* Start Provided entries *

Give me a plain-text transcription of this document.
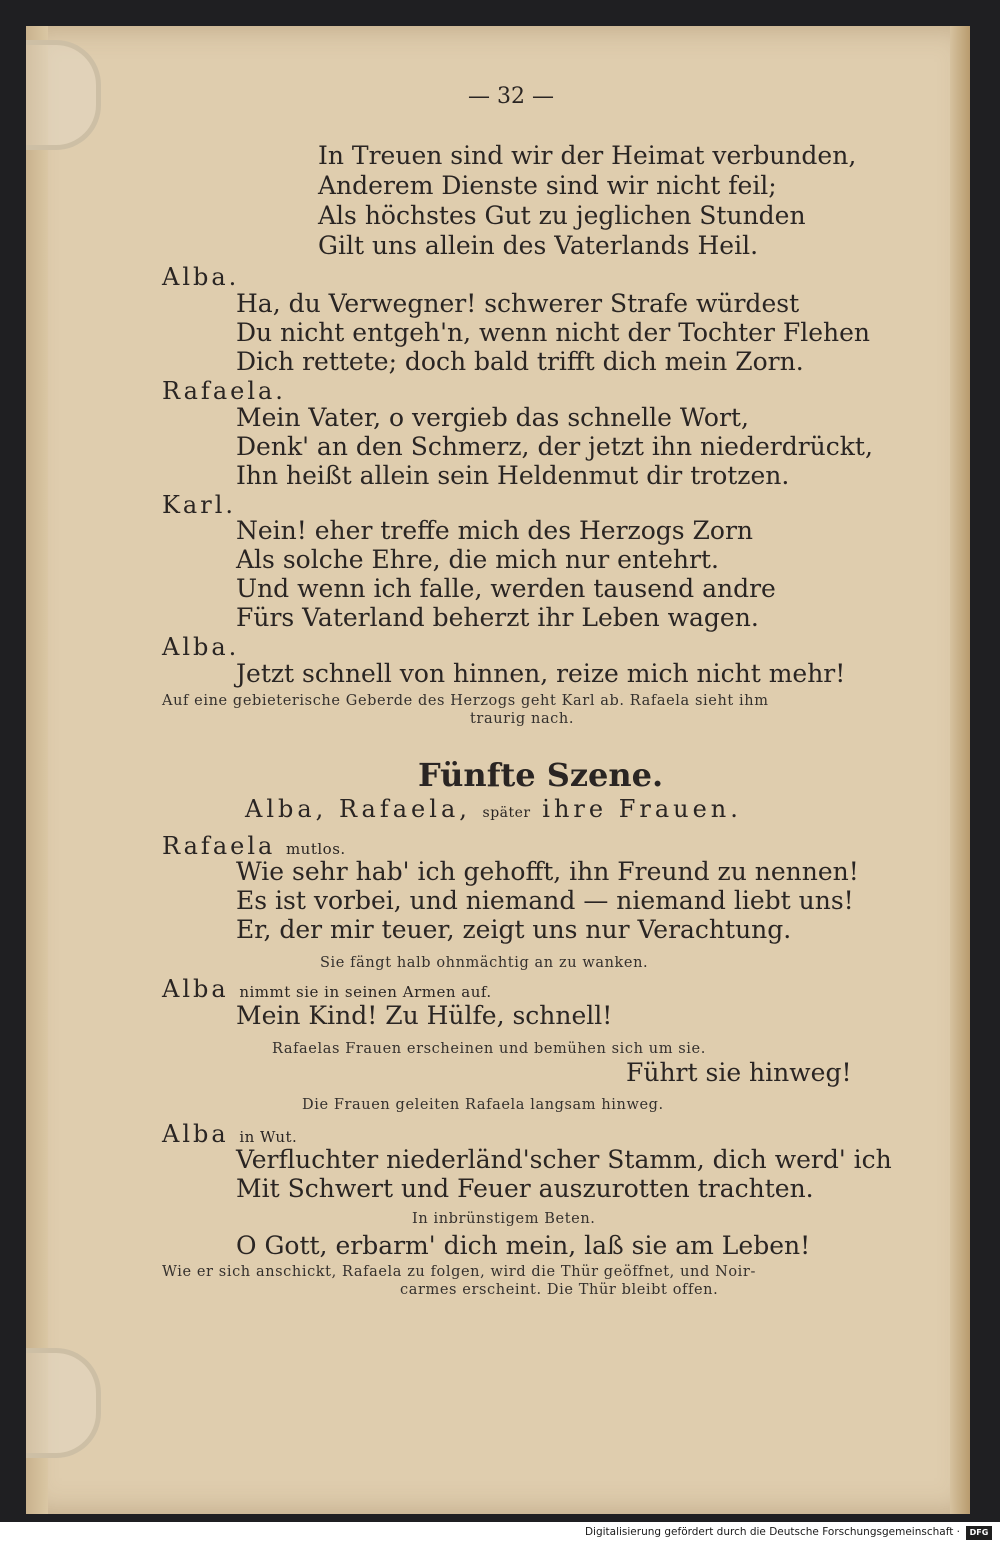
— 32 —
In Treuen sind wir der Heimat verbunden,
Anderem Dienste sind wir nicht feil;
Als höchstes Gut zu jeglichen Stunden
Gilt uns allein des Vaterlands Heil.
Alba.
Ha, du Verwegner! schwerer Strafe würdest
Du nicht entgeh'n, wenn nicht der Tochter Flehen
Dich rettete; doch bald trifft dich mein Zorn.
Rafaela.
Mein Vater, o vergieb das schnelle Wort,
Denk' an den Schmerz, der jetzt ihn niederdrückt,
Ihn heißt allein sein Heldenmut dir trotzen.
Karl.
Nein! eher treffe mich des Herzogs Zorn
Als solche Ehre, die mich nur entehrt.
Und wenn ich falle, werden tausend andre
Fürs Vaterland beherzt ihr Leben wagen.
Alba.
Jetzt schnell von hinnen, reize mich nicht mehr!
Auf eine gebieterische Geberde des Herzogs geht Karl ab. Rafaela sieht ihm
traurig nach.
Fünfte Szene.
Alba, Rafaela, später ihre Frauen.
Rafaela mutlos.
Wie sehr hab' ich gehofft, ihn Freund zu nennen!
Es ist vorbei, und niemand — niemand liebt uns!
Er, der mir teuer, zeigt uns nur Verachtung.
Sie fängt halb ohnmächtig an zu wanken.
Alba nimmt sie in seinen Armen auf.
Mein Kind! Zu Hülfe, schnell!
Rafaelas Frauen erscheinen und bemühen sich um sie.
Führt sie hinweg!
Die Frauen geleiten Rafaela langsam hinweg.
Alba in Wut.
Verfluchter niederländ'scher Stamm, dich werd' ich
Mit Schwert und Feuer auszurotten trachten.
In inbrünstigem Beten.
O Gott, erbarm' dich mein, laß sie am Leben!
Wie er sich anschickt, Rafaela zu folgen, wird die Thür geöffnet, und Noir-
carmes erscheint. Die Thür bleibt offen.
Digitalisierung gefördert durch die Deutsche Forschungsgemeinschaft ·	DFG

* End Provided entries *
* Start Provided entries *

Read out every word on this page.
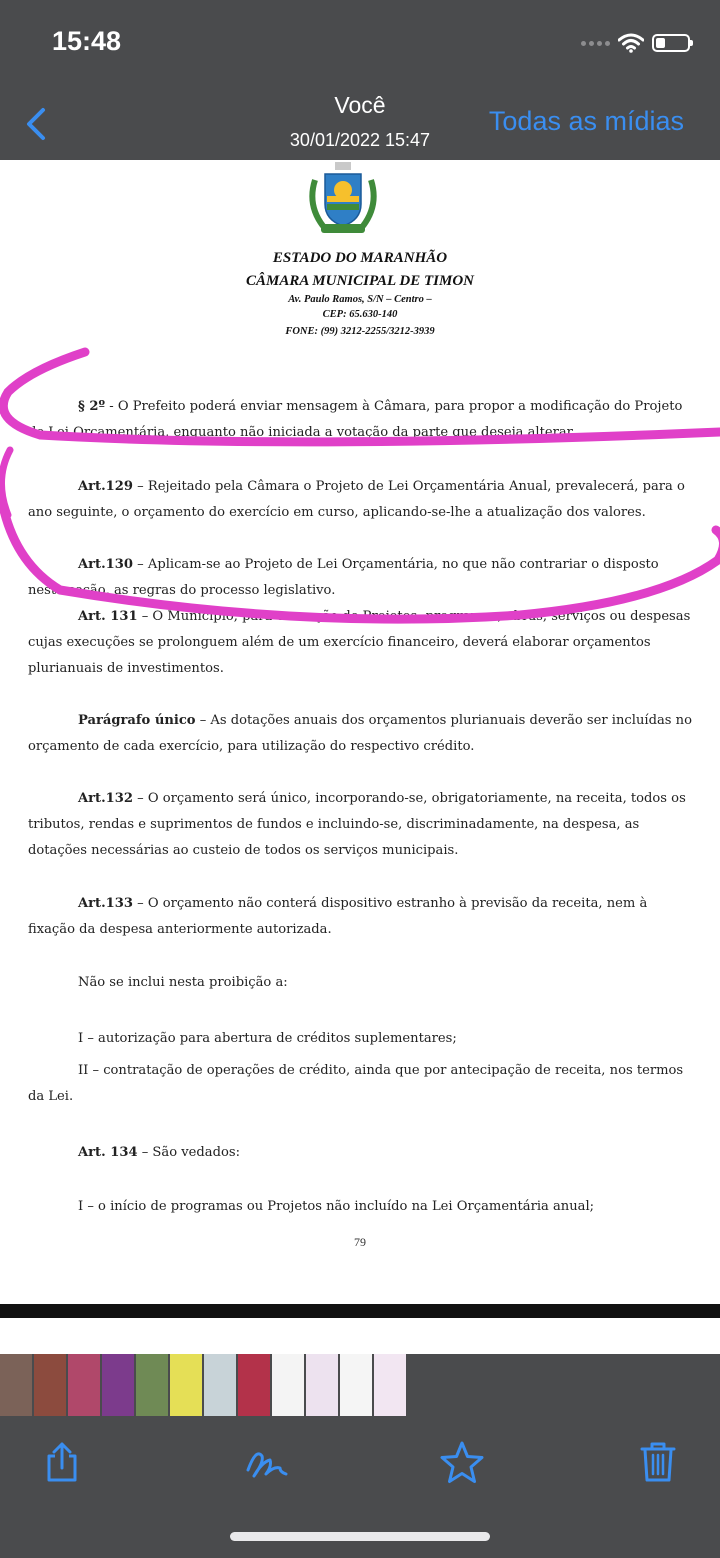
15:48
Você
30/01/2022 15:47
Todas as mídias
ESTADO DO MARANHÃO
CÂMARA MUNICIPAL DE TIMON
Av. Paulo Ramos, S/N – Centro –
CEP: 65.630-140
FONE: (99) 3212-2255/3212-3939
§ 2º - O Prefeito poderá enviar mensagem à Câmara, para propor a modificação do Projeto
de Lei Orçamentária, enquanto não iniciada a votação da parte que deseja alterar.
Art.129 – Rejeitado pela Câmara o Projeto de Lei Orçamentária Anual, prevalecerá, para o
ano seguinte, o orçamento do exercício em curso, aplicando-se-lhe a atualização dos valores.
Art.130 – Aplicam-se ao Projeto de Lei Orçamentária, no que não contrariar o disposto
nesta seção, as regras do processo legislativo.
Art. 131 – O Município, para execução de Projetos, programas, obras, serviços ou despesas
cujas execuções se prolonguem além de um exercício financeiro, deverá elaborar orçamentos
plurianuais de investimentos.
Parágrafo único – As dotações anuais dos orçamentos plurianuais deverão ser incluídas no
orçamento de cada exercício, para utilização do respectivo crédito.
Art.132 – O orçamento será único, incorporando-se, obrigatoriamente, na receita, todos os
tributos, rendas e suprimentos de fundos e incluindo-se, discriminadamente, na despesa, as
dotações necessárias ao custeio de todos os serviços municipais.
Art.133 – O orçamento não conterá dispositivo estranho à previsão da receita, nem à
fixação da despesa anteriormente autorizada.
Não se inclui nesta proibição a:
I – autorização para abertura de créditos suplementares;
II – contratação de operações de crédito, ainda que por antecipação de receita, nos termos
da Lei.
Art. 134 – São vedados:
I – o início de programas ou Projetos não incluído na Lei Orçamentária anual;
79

* End Provided entries *

[Directive] Using the data above, copy each line that contains "this".

[Answer to the exercise]
Give me a plain-text transcription of this document.
Read out every word on this page.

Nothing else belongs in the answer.